* PROBLEM REQUIREMENTS: Look over the entries that follow and work out how many lines contain "Health". State the number only.
┌────────
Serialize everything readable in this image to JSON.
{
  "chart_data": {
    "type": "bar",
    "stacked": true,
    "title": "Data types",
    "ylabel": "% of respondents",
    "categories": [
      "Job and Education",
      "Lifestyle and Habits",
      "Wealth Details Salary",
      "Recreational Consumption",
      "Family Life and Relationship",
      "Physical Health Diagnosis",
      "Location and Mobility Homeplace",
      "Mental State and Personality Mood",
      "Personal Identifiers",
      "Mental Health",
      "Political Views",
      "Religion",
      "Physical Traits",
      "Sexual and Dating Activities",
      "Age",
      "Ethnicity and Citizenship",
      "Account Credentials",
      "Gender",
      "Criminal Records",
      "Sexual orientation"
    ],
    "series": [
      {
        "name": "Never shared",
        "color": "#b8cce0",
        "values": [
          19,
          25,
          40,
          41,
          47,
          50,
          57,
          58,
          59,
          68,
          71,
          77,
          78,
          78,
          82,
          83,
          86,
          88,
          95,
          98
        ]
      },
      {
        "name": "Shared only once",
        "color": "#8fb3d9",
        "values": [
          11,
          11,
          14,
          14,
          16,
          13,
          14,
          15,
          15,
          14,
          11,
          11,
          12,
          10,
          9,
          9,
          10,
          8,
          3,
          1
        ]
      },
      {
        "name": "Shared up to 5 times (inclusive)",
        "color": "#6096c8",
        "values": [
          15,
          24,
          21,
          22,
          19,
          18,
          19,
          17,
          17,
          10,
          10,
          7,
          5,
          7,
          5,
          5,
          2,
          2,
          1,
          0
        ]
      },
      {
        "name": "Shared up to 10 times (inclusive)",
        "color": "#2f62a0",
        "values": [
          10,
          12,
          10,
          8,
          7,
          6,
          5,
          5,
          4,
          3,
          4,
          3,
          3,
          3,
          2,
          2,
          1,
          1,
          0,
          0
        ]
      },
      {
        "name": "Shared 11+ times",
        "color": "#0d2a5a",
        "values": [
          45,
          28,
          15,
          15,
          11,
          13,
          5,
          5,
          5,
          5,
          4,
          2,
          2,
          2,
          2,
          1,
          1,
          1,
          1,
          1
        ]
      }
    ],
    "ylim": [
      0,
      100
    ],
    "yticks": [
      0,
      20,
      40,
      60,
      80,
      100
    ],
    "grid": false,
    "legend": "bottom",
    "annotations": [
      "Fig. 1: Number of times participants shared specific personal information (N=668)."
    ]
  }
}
└────────
* EXERCISE ANSWER: 2